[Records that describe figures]
....

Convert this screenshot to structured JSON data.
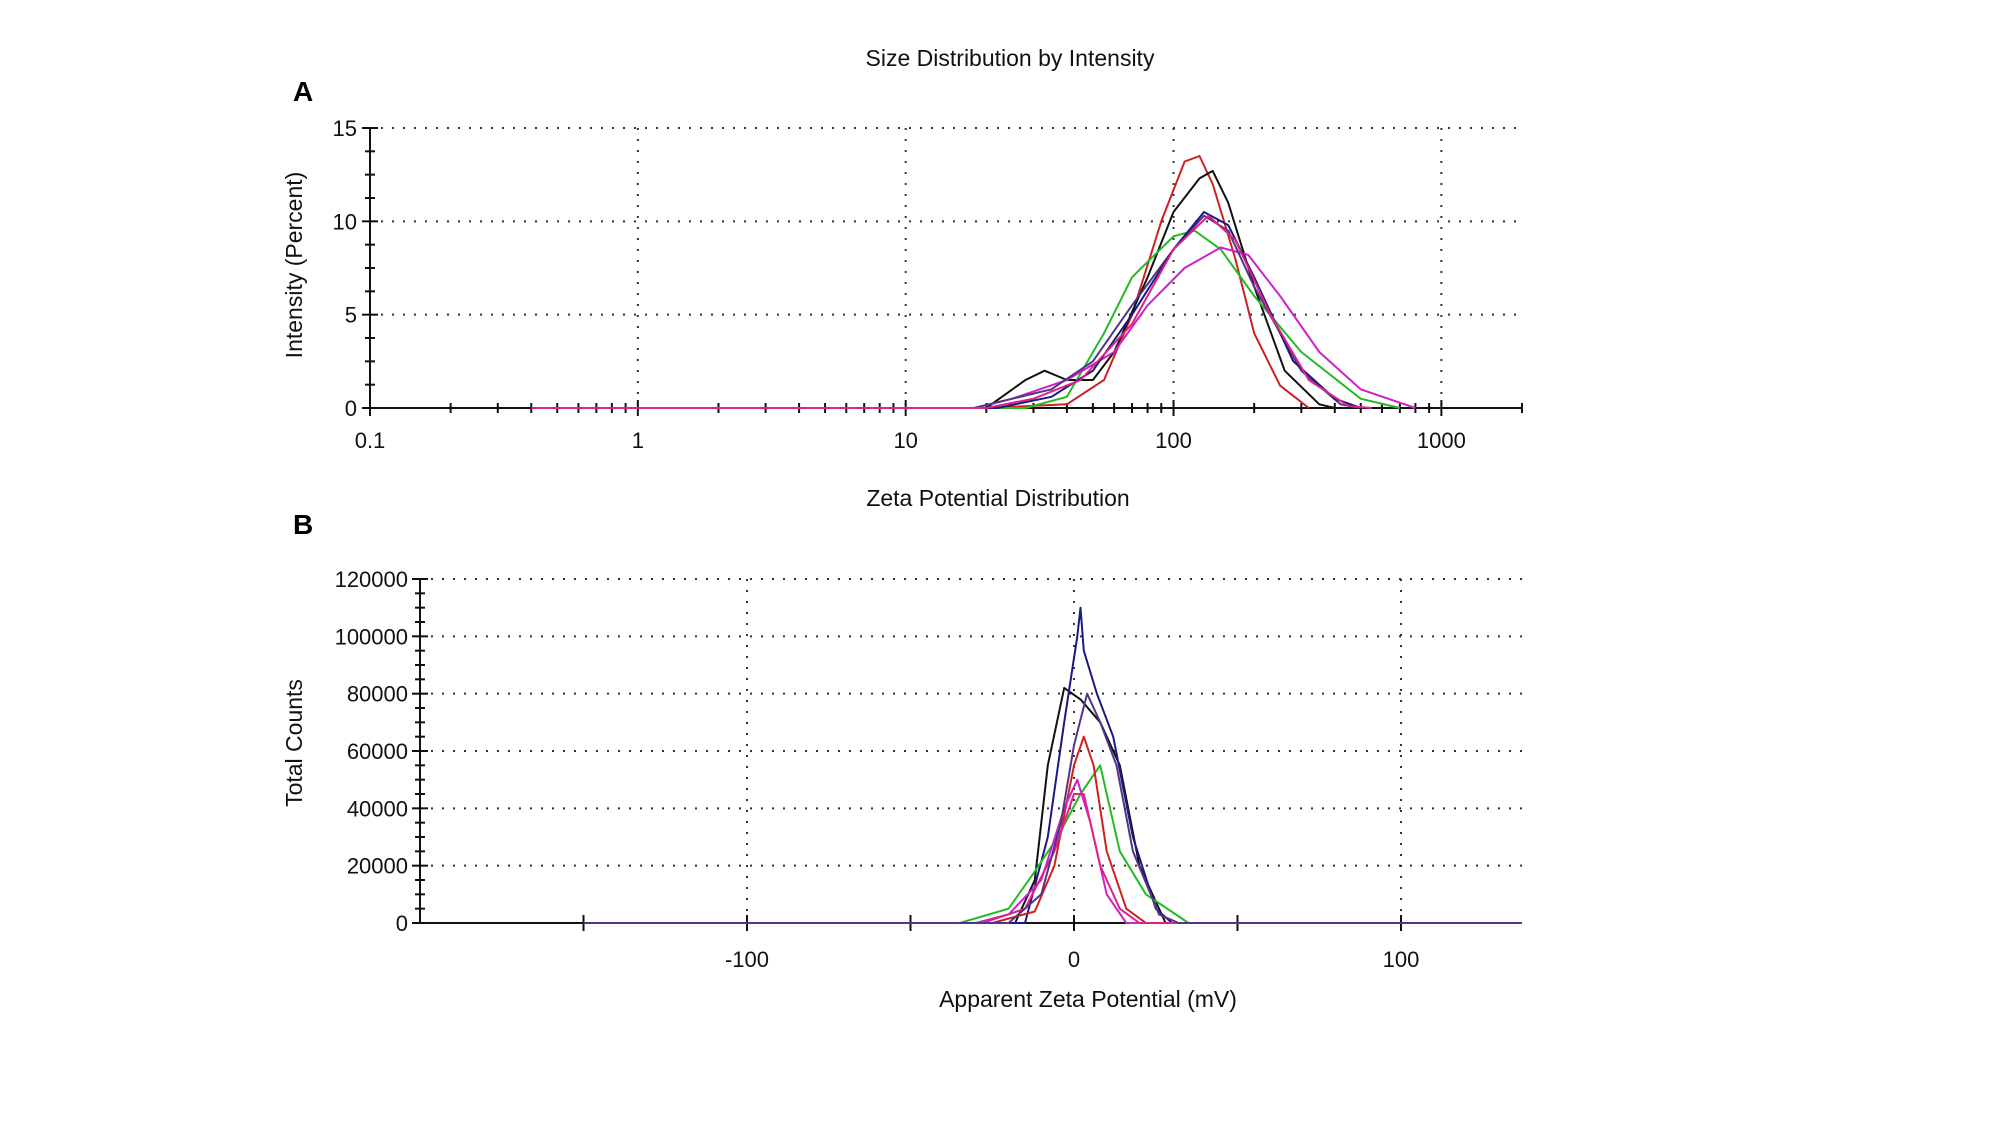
{
  "figure": {
    "panel_letters": [
      "A",
      "B"
    ]
  },
  "chart_data": [
    {
      "type": "line",
      "panel": "A",
      "title": "Size Distribution by Intensity",
      "xlabel": "",
      "ylabel": "Intensity (Percent)",
      "xscale": "log",
      "xlim": [
        0.1,
        2000
      ],
      "ylim": [
        0,
        15
      ],
      "x_ticks": [
        0.1,
        1,
        10,
        100,
        1000
      ],
      "x_tick_labels": [
        "0.1",
        "1",
        "10",
        "100",
        "1000"
      ],
      "y_ticks": [
        0,
        5,
        10,
        15
      ],
      "y_tick_labels": [
        "0",
        "5",
        "10",
        "15"
      ],
      "grid": true,
      "series": [
        {
          "color": "#cc2222",
          "points": [
            [
              0.4,
              0
            ],
            [
              20,
              0
            ],
            [
              40,
              0.2
            ],
            [
              55,
              1.5
            ],
            [
              70,
              5
            ],
            [
              90,
              10
            ],
            [
              110,
              13.2
            ],
            [
              125,
              13.5
            ],
            [
              140,
              12
            ],
            [
              170,
              8
            ],
            [
              200,
              4
            ],
            [
              250,
              1.2
            ],
            [
              320,
              0
            ]
          ]
        },
        {
          "color": "#111111",
          "points": [
            [
              0.4,
              0
            ],
            [
              20,
              0
            ],
            [
              28,
              1.5
            ],
            [
              33,
              2
            ],
            [
              40,
              1.5
            ],
            [
              50,
              1.5
            ],
            [
              60,
              3
            ],
            [
              80,
              7
            ],
            [
              100,
              10.5
            ],
            [
              125,
              12.3
            ],
            [
              140,
              12.7
            ],
            [
              160,
              11
            ],
            [
              200,
              6.5
            ],
            [
              260,
              2
            ],
            [
              350,
              0.2
            ],
            [
              400,
              0
            ]
          ]
        },
        {
          "color": "#22bb22",
          "points": [
            [
              0.4,
              0
            ],
            [
              28,
              0
            ],
            [
              40,
              0.6
            ],
            [
              55,
              4
            ],
            [
              70,
              7
            ],
            [
              100,
              9.2
            ],
            [
              120,
              9.5
            ],
            [
              150,
              8.5
            ],
            [
              200,
              6
            ],
            [
              300,
              3
            ],
            [
              500,
              0.5
            ],
            [
              700,
              0
            ]
          ]
        },
        {
          "color": "#cc22cc",
          "points": [
            [
              0.4,
              0
            ],
            [
              18,
              0
            ],
            [
              25,
              0.5
            ],
            [
              40,
              1.5
            ],
            [
              60,
              3
            ],
            [
              80,
              5.5
            ],
            [
              110,
              7.5
            ],
            [
              150,
              8.6
            ],
            [
              190,
              8.2
            ],
            [
              250,
              6
            ],
            [
              350,
              3
            ],
            [
              500,
              1
            ],
            [
              800,
              0
            ]
          ]
        },
        {
          "color": "#553388",
          "points": [
            [
              0.4,
              0
            ],
            [
              18,
              0
            ],
            [
              25,
              0.5
            ],
            [
              35,
              1
            ],
            [
              50,
              2.5
            ],
            [
              70,
              5.5
            ],
            [
              100,
              8.5
            ],
            [
              130,
              10.3
            ],
            [
              160,
              9.5
            ],
            [
              200,
              6.5
            ],
            [
              300,
              2
            ],
            [
              420,
              0.2
            ],
            [
              500,
              0
            ]
          ]
        },
        {
          "color": "#1a1a80",
          "points": [
            [
              0.4,
              0
            ],
            [
              22,
              0
            ],
            [
              35,
              0.6
            ],
            [
              50,
              2
            ],
            [
              70,
              5
            ],
            [
              100,
              8.5
            ],
            [
              130,
              10.5
            ],
            [
              160,
              9.8
            ],
            [
              200,
              7
            ],
            [
              280,
              2.5
            ],
            [
              400,
              0.5
            ],
            [
              500,
              0
            ]
          ]
        },
        {
          "color": "#dd2288",
          "points": [
            [
              0.4,
              0
            ],
            [
              20,
              0
            ],
            [
              30,
              0.5
            ],
            [
              45,
              1.5
            ],
            [
              70,
              4.5
            ],
            [
              100,
              8.5
            ],
            [
              135,
              10.3
            ],
            [
              170,
              9
            ],
            [
              230,
              5
            ],
            [
              320,
              1.5
            ],
            [
              450,
              0.1
            ],
            [
              550,
              0
            ]
          ]
        }
      ]
    },
    {
      "type": "line",
      "panel": "B",
      "title": "Zeta Potential Distribution",
      "xlabel": "Apparent Zeta Potential (mV)",
      "ylabel": "Total Counts",
      "xlim": [
        -200,
        137
      ],
      "ylim": [
        0,
        120000
      ],
      "x_ticks": [
        -100,
        0,
        100
      ],
      "x_tick_labels": [
        "-100",
        "0",
        "100"
      ],
      "y_ticks": [
        0,
        20000,
        40000,
        60000,
        80000,
        100000,
        120000
      ],
      "y_tick_labels": [
        "0",
        "20000",
        "40000",
        "60000",
        "80000",
        "100000",
        "120000"
      ],
      "grid": true,
      "series": [
        {
          "color": "#111111",
          "points": [
            [
              -200,
              0
            ],
            [
              -18,
              0
            ],
            [
              -12,
              15000
            ],
            [
              -8,
              55000
            ],
            [
              -3,
              82000
            ],
            [
              2,
              78000
            ],
            [
              8,
              70000
            ],
            [
              14,
              55000
            ],
            [
              20,
              20000
            ],
            [
              28,
              0
            ],
            [
              137,
              0
            ]
          ]
        },
        {
          "color": "#1a1a80",
          "points": [
            [
              -150,
              0
            ],
            [
              -15,
              0
            ],
            [
              -8,
              30000
            ],
            [
              -3,
              70000
            ],
            [
              1,
              100000
            ],
            [
              2,
              110000
            ],
            [
              3,
              95000
            ],
            [
              7,
              80000
            ],
            [
              12,
              65000
            ],
            [
              18,
              30000
            ],
            [
              25,
              5000
            ],
            [
              30,
              0
            ],
            [
              137,
              0
            ]
          ]
        },
        {
          "color": "#22bb22",
          "points": [
            [
              -150,
              0
            ],
            [
              -35,
              0
            ],
            [
              -20,
              5000
            ],
            [
              -12,
              18000
            ],
            [
              -5,
              30000
            ],
            [
              2,
              45000
            ],
            [
              8,
              55000
            ],
            [
              14,
              25000
            ],
            [
              22,
              10000
            ],
            [
              35,
              0
            ],
            [
              137,
              0
            ]
          ]
        },
        {
          "color": "#cc2222",
          "points": [
            [
              -150,
              0
            ],
            [
              -25,
              0
            ],
            [
              -12,
              4000
            ],
            [
              -6,
              20000
            ],
            [
              0,
              55000
            ],
            [
              3,
              65000
            ],
            [
              6,
              55000
            ],
            [
              10,
              25000
            ],
            [
              16,
              5000
            ],
            [
              22,
              0
            ],
            [
              137,
              0
            ]
          ]
        },
        {
          "color": "#cc22cc",
          "points": [
            [
              -150,
              0
            ],
            [
              -30,
              0
            ],
            [
              -20,
              3000
            ],
            [
              -10,
              15000
            ],
            [
              -3,
              40000
            ],
            [
              1,
              50000
            ],
            [
              5,
              35000
            ],
            [
              10,
              10000
            ],
            [
              16,
              0
            ],
            [
              137,
              0
            ]
          ]
        },
        {
          "color": "#dd2288",
          "points": [
            [
              -150,
              0
            ],
            [
              -28,
              0
            ],
            [
              -15,
              5000
            ],
            [
              -6,
              25000
            ],
            [
              0,
              45000
            ],
            [
              3,
              45000
            ],
            [
              8,
              20000
            ],
            [
              14,
              5000
            ],
            [
              20,
              0
            ],
            [
              137,
              0
            ]
          ]
        },
        {
          "color": "#553388",
          "points": [
            [
              -150,
              0
            ],
            [
              -20,
              0
            ],
            [
              -10,
              10000
            ],
            [
              -4,
              35000
            ],
            [
              0,
              62000
            ],
            [
              4,
              80000
            ],
            [
              8,
              70000
            ],
            [
              13,
              55000
            ],
            [
              18,
              25000
            ],
            [
              26,
              3000
            ],
            [
              32,
              0
            ],
            [
              137,
              0
            ]
          ]
        }
      ]
    }
  ]
}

....

## TASK GOAL
In the entries above, how many lines hold the word "Distribution"? State the number and nothing else.

## OUTPUT FOR THIS TASK
2